+++ Given records +++
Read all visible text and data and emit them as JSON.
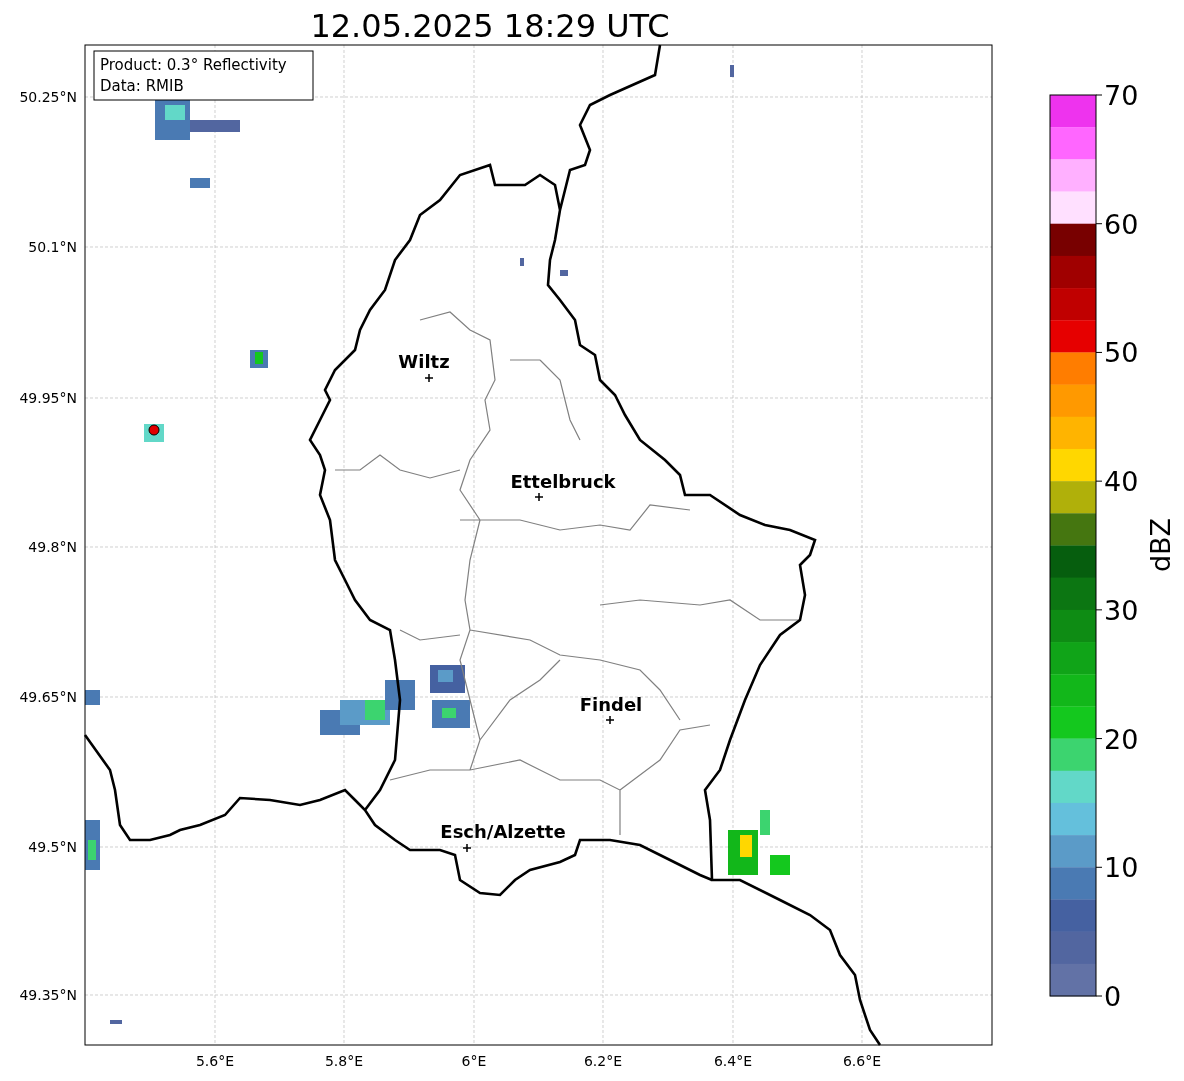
{
  "title": "12.05.2025 18:29 UTC",
  "map": {
    "info_box": [
      "Product: 0.3° Reflectivity",
      "Data: RMIB"
    ],
    "lat_ticks": [
      "50.25°N",
      "50.1°N",
      "49.95°N",
      "49.8°N",
      "49.65°N",
      "49.5°N",
      "49.35°N"
    ],
    "lon_ticks": [
      "5.6°E",
      "5.8°E",
      "6°E",
      "6.2°E",
      "6.4°E",
      "6.6°E"
    ],
    "cities": [
      {
        "name": "Wiltz"
      },
      {
        "name": "Ettelbruck"
      },
      {
        "name": "Findel"
      },
      {
        "name": "Esch/Alzette"
      }
    ]
  },
  "colorbar": {
    "label": "dBZ",
    "ticks": [
      "70",
      "60",
      "50",
      "40",
      "30",
      "20",
      "10",
      "0"
    ],
    "segments": [
      {
        "color": "#ee33ee"
      },
      {
        "color": "#ff66ff"
      },
      {
        "color": "#ffb0ff"
      },
      {
        "color": "#ffe0ff"
      },
      {
        "color": "#780000"
      },
      {
        "color": "#a00000"
      },
      {
        "color": "#c00000"
      },
      {
        "color": "#e60000"
      },
      {
        "color": "#ff7d00"
      },
      {
        "color": "#ff9900"
      },
      {
        "color": "#ffb400"
      },
      {
        "color": "#ffd700"
      },
      {
        "color": "#b0b00a"
      },
      {
        "color": "#457610"
      },
      {
        "color": "#065e0e"
      },
      {
        "color": "#0c7612"
      },
      {
        "color": "#0e8c14"
      },
      {
        "color": "#10a418"
      },
      {
        "color": "#12b71a"
      },
      {
        "color": "#14c81e"
      },
      {
        "color": "#3cd46f"
      },
      {
        "color": "#62d8c8"
      },
      {
        "color": "#64c0dc"
      },
      {
        "color": "#5b9bc8"
      },
      {
        "color": "#4a7ab3"
      },
      {
        "color": "#4561a1"
      },
      {
        "color": "#5266a0"
      },
      {
        "color": "#6272a6"
      }
    ]
  }
}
+++
### Exercise instructions
Return the listing above word for word, with the pictures removed.

### Task solution
Read all visible text and data and emit them as JSON.
{
  "title": "12.05.2025 18:29 UTC",
  "map": {
    "info_box": [
      "Product: 0.3° Reflectivity",
      "Data: RMIB"
    ],
    "lat_ticks": [
      "50.25°N",
      "50.1°N",
      "49.95°N",
      "49.8°N",
      "49.65°N",
      "49.5°N",
      "49.35°N"
    ],
    "lon_ticks": [
      "5.6°E",
      "5.8°E",
      "6°E",
      "6.2°E",
      "6.4°E",
      "6.6°E"
    ],
    "cities": [
      {
        "name": "Wiltz"
      },
      {
        "name": "Ettelbruck"
      },
      {
        "name": "Findel"
      },
      {
        "name": "Esch/Alzette"
      }
    ]
  },
  "colorbar": {
    "label": "dBZ",
    "ticks": [
      "70",
      "60",
      "50",
      "40",
      "30",
      "20",
      "10",
      "0"
    ],
    "segments": [
      {
        "color": "#ee33ee"
      },
      {
        "color": "#ff66ff"
      },
      {
        "color": "#ffb0ff"
      },
      {
        "color": "#ffe0ff"
      },
      {
        "color": "#780000"
      },
      {
        "color": "#a00000"
      },
      {
        "color": "#c00000"
      },
      {
        "color": "#e60000"
      },
      {
        "color": "#ff7d00"
      },
      {
        "color": "#ff9900"
      },
      {
        "color": "#ffb400"
      },
      {
        "color": "#ffd700"
      },
      {
        "color": "#b0b00a"
      },
      {
        "color": "#457610"
      },
      {
        "color": "#065e0e"
      },
      {
        "color": "#0c7612"
      },
      {
        "color": "#0e8c14"
      },
      {
        "color": "#10a418"
      },
      {
        "color": "#12b71a"
      },
      {
        "color": "#14c81e"
      },
      {
        "color": "#3cd46f"
      },
      {
        "color": "#62d8c8"
      },
      {
        "color": "#64c0dc"
      },
      {
        "color": "#5b9bc8"
      },
      {
        "color": "#4a7ab3"
      },
      {
        "color": "#4561a1"
      },
      {
        "color": "#5266a0"
      },
      {
        "color": "#6272a6"
      }
    ]
  }
}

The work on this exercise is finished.